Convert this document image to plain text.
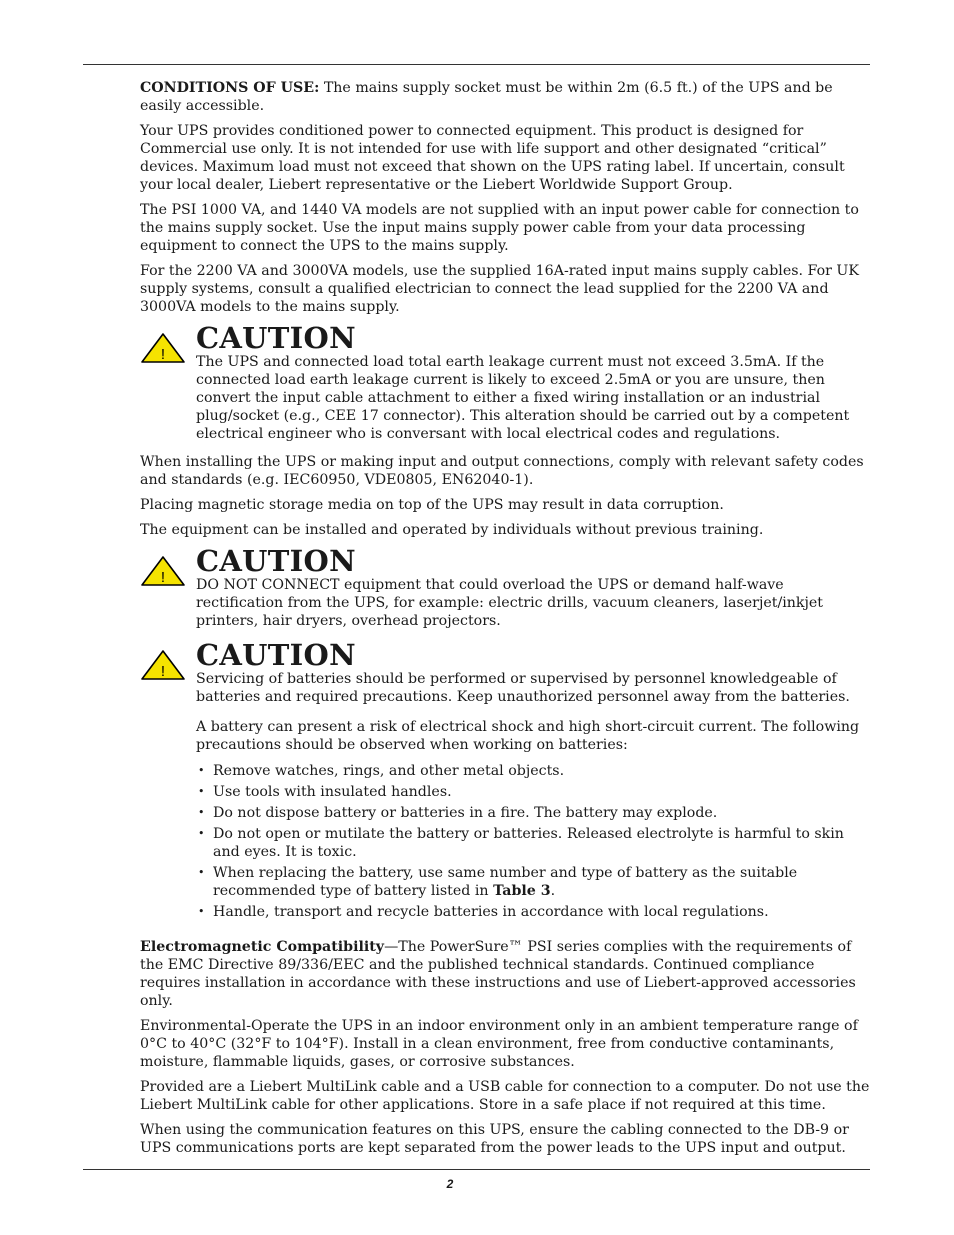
CONDITIONS OF USE: The mains supply socket must be within 2m (6.5 ft.) of the UPS and be easily accessible.

Your UPS provides conditioned power to connected equipment. This product is designed for Commercial use only. It is not intended for use with life support and other designated “critical” devices. Maximum load must not exceed that shown on the UPS rating label. If uncertain, consult your local dealer, Liebert representative or the Liebert Worldwide Support Group.

The PSI 1000 VA, and 1440 VA models are not supplied with an input power cable for connection to the mains supply socket. Use the input mains supply power cable from your data processing equipment to connect the UPS to the mains supply.

For the 2200 VA and 3000VA models, use the supplied 16A-rated input mains supply cables. For UK supply systems, consult a qualified electrician to connect the lead supplied for the 2200 VA and 3000VA models to the mains supply.

! CAUTION

The UPS and connected load total earth leakage current must not exceed 3.5mA. If the connected load earth leakage current is likely to exceed 2.5mA or you are unsure, then convert the input cable attachment to either a fixed wiring installation or an industrial plug/socket (e.g., CEE 17 connector). This alteration should be carried out by a competent electrical engineer who is conversant with local electrical codes and regulations.

When installing the UPS or making input and output connections, comply with relevant safety codes and standards (e.g. IEC60950, VDE0805, EN62040-1).

Placing magnetic storage media on top of the UPS may result in data corruption.

The equipment can be installed and operated by individuals without previous training.

! CAUTION

DO NOT CONNECT equipment that could overload the UPS or demand half-wave rectification from the UPS, for example: electric drills, vacuum cleaners, laserjet/inkjet printers, hair dryers, overhead projectors.

! CAUTION

Servicing of batteries should be performed or supervised by personnel knowledgeable of batteries and required precautions. Keep unauthorized personnel away from the batteries.

A battery can present a risk of electrical shock and high short-circuit current. The following precautions should be observed when working on batteries:

• Remove watches, rings, and other metal objects.
• Use tools with insulated handles.
• Do not dispose battery or batteries in a fire. The battery may explode.
• Do not open or mutilate the battery or batteries. Released electrolyte is harmful to skin and eyes. It is toxic.
• When replacing the battery, use same number and type of battery as the suitable recommended type of battery listed in Table 3.
• Handle, transport and recycle batteries in accordance with local regulations.

Electromagnetic Compatibility—The PowerSure™ PSI series complies with the requirements of the EMC Directive 89/336/EEC and the published technical standards. Continued compliance requires installation in accordance with these instructions and use of Liebert-approved accessories only.

Environmental-Operate the UPS in an indoor environment only in an ambient temperature range of 0°C to 40°C (32°F to 104°F). Install in a clean environment, free from conductive contaminants, moisture, flammable liquids, gases, or corrosive substances.

Provided are a Liebert MultiLink cable and a USB cable for connection to a computer. Do not use the Liebert MultiLink cable for other applications. Store in a safe place if not required at this time.

When using the communication features on this UPS, ensure the cabling connected to the DB-9 or UPS communications ports are kept separated from the power leads to the UPS input and output.

2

-- What is asked --
Leave out the pictures and give the rest of the records again exactly.

-- Task result --
Convert this document image to plain text.
CONDITIONS OF USE: The mains supply socket must be within 2m (6.5 ft.) of the UPS and be easily accessible.

Your UPS provides conditioned power to connected equipment. This product is designed for Commercial use only. It is not intended for use with life support and other designated “critical” devices. Maximum load must not exceed that shown on the UPS rating label. If uncertain, consult your local dealer, Liebert representative or the Liebert Worldwide Support Group.

The PSI 1000 VA, and 1440 VA models are not supplied with an input power cable for connection to the mains supply socket. Use the input mains supply power cable from your data processing equipment to connect the UPS to the mains supply.

For the 2200 VA and 3000VA models, use the supplied 16A-rated input mains supply cables. For UK supply systems, consult a qualified electrician to connect the lead supplied for the 2200 VA and 3000VA models to the mains supply.

! CAUTION

The UPS and connected load total earth leakage current must not exceed 3.5mA. If the connected load earth leakage current is likely to exceed 2.5mA or you are unsure, then convert the input cable attachment to either a fixed wiring installation or an industrial plug/socket (e.g., CEE 17 connector). This alteration should be carried out by a competent electrical engineer who is conversant with local electrical codes and regulations.

When installing the UPS or making input and output connections, comply with relevant safety codes and standards (e.g. IEC60950, VDE0805, EN62040-1).

Placing magnetic storage media on top of the UPS may result in data corruption.

The equipment can be installed and operated by individuals without previous training.

! CAUTION

DO NOT CONNECT equipment that could overload the UPS or demand half-wave rectification from the UPS, for example: electric drills, vacuum cleaners, laserjet/inkjet printers, hair dryers, overhead projectors.

! CAUTION

Servicing of batteries should be performed or supervised by personnel knowledgeable of batteries and required precautions. Keep unauthorized personnel away from the batteries.

A battery can present a risk of electrical shock and high short-circuit current. The following precautions should be observed when working on batteries:

• Remove watches, rings, and other metal objects.
• Use tools with insulated handles.
• Do not dispose battery or batteries in a fire. The battery may explode.
• Do not open or mutilate the battery or batteries. Released electrolyte is harmful to skin and eyes. It is toxic.
• When replacing the battery, use same number and type of battery as the suitable recommended type of battery listed in Table 3.
• Handle, transport and recycle batteries in accordance with local regulations.

Electromagnetic Compatibility—The PowerSure™ PSI series complies with the requirements of the EMC Directive 89/336/EEC and the published technical standards. Continued compliance requires installation in accordance with these instructions and use of Liebert-approved accessories only.

Environmental-Operate the UPS in an indoor environment only in an ambient temperature range of 0°C to 40°C (32°F to 104°F). Install in a clean environment, free from conductive contaminants, moisture, flammable liquids, gases, or corrosive substances.

Provided are a Liebert MultiLink cable and a USB cable for connection to a computer. Do not use the Liebert MultiLink cable for other applications. Store in a safe place if not required at this time.

When using the communication features on this UPS, ensure the cabling connected to the DB-9 or UPS communications ports are kept separated from the power leads to the UPS input and output.

2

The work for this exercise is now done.